══ EXCERPTED DATA ══

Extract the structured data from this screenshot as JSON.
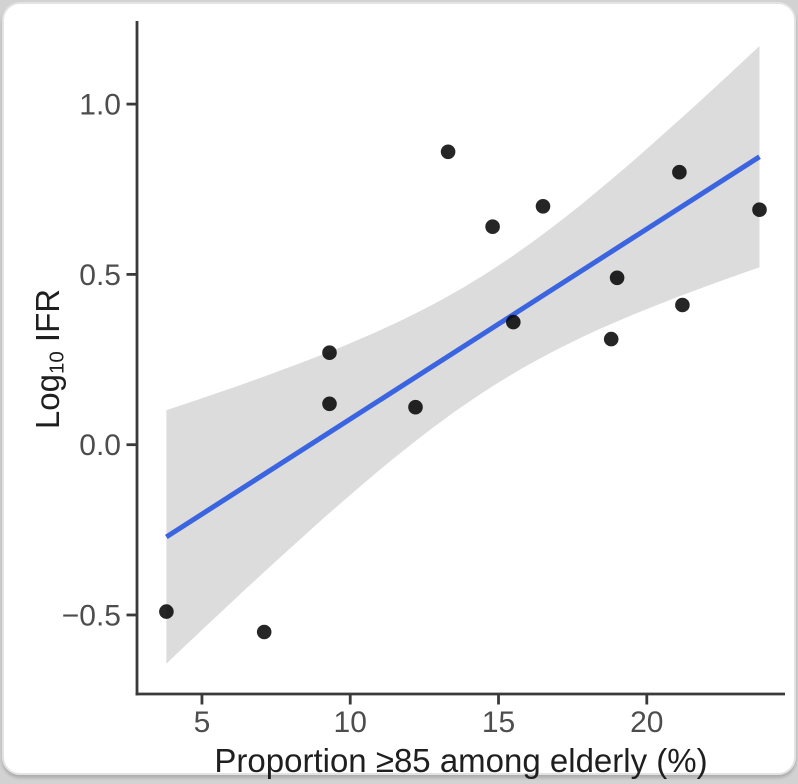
{
  "page": {
    "background": "#d2d2d2"
  },
  "card": {
    "background": "#ffffff",
    "border_color": "#e3e3e3"
  },
  "chart_data": {
    "type": "scatter",
    "title": "",
    "xlabel": "Proportion ≥85 among elderly (%)",
    "ylabel_prefix": "Log",
    "ylabel_subscript": "10",
    "ylabel_suffix": " IFR",
    "xlim": [
      2.81,
      24.66
    ],
    "ylim": [
      -0.732,
      1.244
    ],
    "grid": "off",
    "legend": "none",
    "x_ticks": [
      {
        "value": 5,
        "label": "5"
      },
      {
        "value": 10,
        "label": "10"
      },
      {
        "value": 15,
        "label": "15"
      },
      {
        "value": 20,
        "label": "20"
      }
    ],
    "y_ticks": [
      {
        "value": 1.0,
        "label": "1.0"
      },
      {
        "value": 0.5,
        "label": "0.5"
      },
      {
        "value": 0.0,
        "label": "0.0"
      },
      {
        "value": -0.5,
        "label": "−0.5"
      }
    ],
    "points": [
      {
        "x": 3.8,
        "y": -0.49
      },
      {
        "x": 7.1,
        "y": -0.55
      },
      {
        "x": 9.3,
        "y": 0.27
      },
      {
        "x": 9.3,
        "y": 0.12
      },
      {
        "x": 12.2,
        "y": 0.11
      },
      {
        "x": 13.3,
        "y": 0.86
      },
      {
        "x": 14.8,
        "y": 0.64
      },
      {
        "x": 15.5,
        "y": 0.36
      },
      {
        "x": 16.5,
        "y": 0.7
      },
      {
        "x": 18.8,
        "y": 0.31
      },
      {
        "x": 19.0,
        "y": 0.49
      },
      {
        "x": 21.1,
        "y": 0.8
      },
      {
        "x": 21.2,
        "y": 0.41
      },
      {
        "x": 23.8,
        "y": 0.69
      }
    ],
    "smoother": {
      "kind": "linear-regression",
      "ci_level": 0.95,
      "line_color": "#3b64e0",
      "band_color": "#dcdcdc"
    },
    "point_color": "#000000",
    "point_opacity": 0.85,
    "axis_color": "#3a3a3a",
    "tick_label_color": "#4d4d4d",
    "axis_title_color": "#1f1f1f"
  }
}
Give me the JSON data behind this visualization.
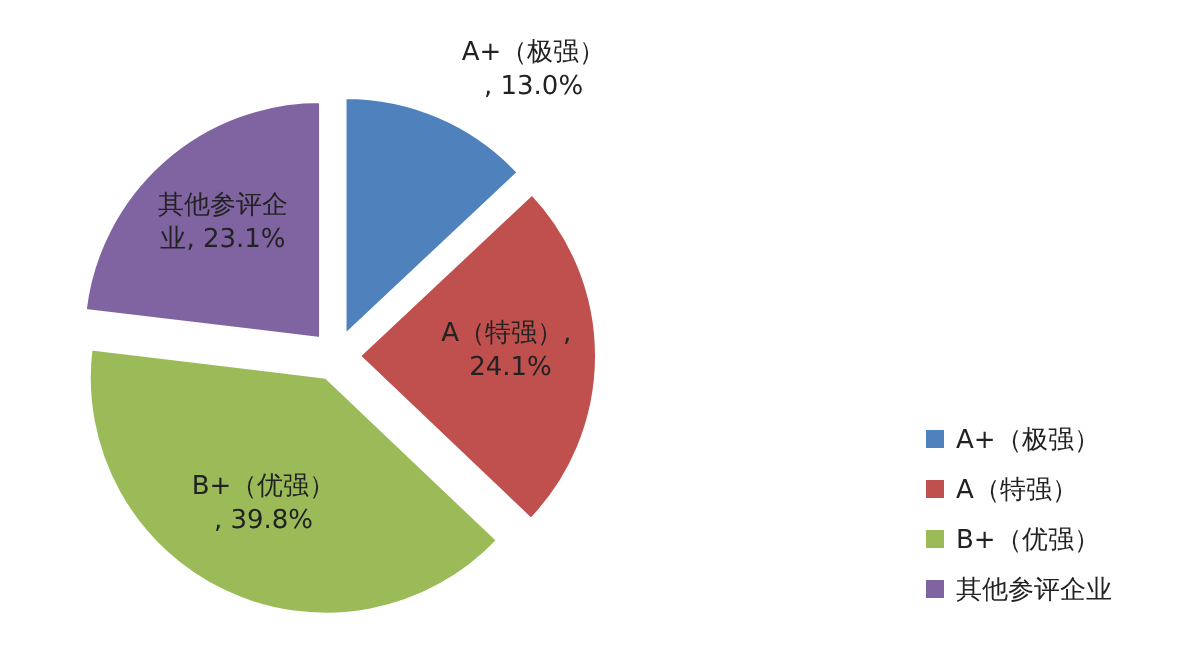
{
  "chart_data": {
    "type": "pie",
    "categories": [
      "A+（极强）",
      "A（特强）",
      "B+（优强）",
      "其他参评企业"
    ],
    "values": [
      13.0,
      24.1,
      39.8,
      23.1
    ],
    "colors": [
      "#4f81bd",
      "#c0504d",
      "#9bbb59",
      "#8064a2"
    ],
    "value_labels": [
      "A+（极强）, 13.0%",
      "A（特强）, 24.1%",
      "B+（优强）, 39.8%",
      "其他参评企业, 23.1%"
    ],
    "legend": "right"
  }
}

═══

== WHAT TO WORK ON ==
Reproduce each entry precisely, dropping only the pictures.

== TASK RESULT ==
Extract the structured data from this screenshot as JSON.
{
  "page": {
    "background": "#d2d2d2"
  },
  "card": {
    "background": "#ffffff",
    "border_color": "#e3e3e3"
  },
  "chart_data": {
    "type": "scatter",
    "title": "",
    "xlabel": "Proportion ≥85 among elderly (%)",
    "ylabel_prefix": "Log",
    "ylabel_subscript": "10",
    "ylabel_suffix": " IFR",
    "xlim": [
      2.81,
      24.66
    ],
    "ylim": [
      -0.732,
      1.244
    ],
    "grid": "off",
    "legend": "none",
    "x_ticks": [
      {
        "value": 5,
        "label": "5"
      },
      {
        "value": 10,
        "label": "10"
      },
      {
        "value": 15,
        "label": "15"
      },
      {
        "value": 20,
        "label": "20"
      }
    ],
    "y_ticks": [
      {
        "value": 1.0,
        "label": "1.0"
      },
      {
        "value": 0.5,
        "label": "0.5"
      },
      {
        "value": 0.0,
        "label": "0.0"
      },
      {
        "value": -0.5,
        "label": "−0.5"
      }
    ],
    "points": [
      {
        "x": 3.8,
        "y": -0.49
      },
      {
        "x": 7.1,
        "y": -0.55
      },
      {
        "x": 9.3,
        "y": 0.27
      },
      {
        "x": 9.3,
        "y": 0.12
      },
      {
        "x": 12.2,
        "y": 0.11
      },
      {
        "x": 13.3,
        "y": 0.86
      },
      {
        "x": 14.8,
        "y": 0.64
      },
      {
        "x": 15.5,
        "y": 0.36
      },
      {
        "x": 16.5,
        "y": 0.7
      },
      {
        "x": 18.8,
        "y": 0.31
      },
      {
        "x": 19.0,
        "y": 0.49
      },
      {
        "x": 21.1,
        "y": 0.8
      },
      {
        "x": 21.2,
        "y": 0.41
      },
      {
        "x": 23.8,
        "y": 0.69
      }
    ],
    "smoother": {
      "kind": "linear-regression",
      "ci_level": 0.95,
      "line_color": "#3b64e0",
      "band_color": "#dcdcdc"
    },
    "point_color": "#000000",
    "point_opacity": 0.85,
    "axis_color": "#3a3a3a",
    "tick_label_color": "#4d4d4d",
    "axis_title_color": "#1f1f1f"
  }
}
Give me the JSON data behind this visualization.
{
  "chart_data": {
    "type": "pie",
    "categories": [
      "A+（极强）",
      "A（特强）",
      "B+（优强）",
      "其他参评企业"
    ],
    "values": [
      13.0,
      24.1,
      39.8,
      23.1
    ],
    "colors": [
      "#4f81bd",
      "#c0504d",
      "#9bbb59",
      "#8064a2"
    ],
    "value_labels": [
      "A+（极强）, 13.0%",
      "A（特强）, 24.1%",
      "B+（优强）, 39.8%",
      "其他参评企业, 23.1%"
    ],
    "legend": "right"
  }
}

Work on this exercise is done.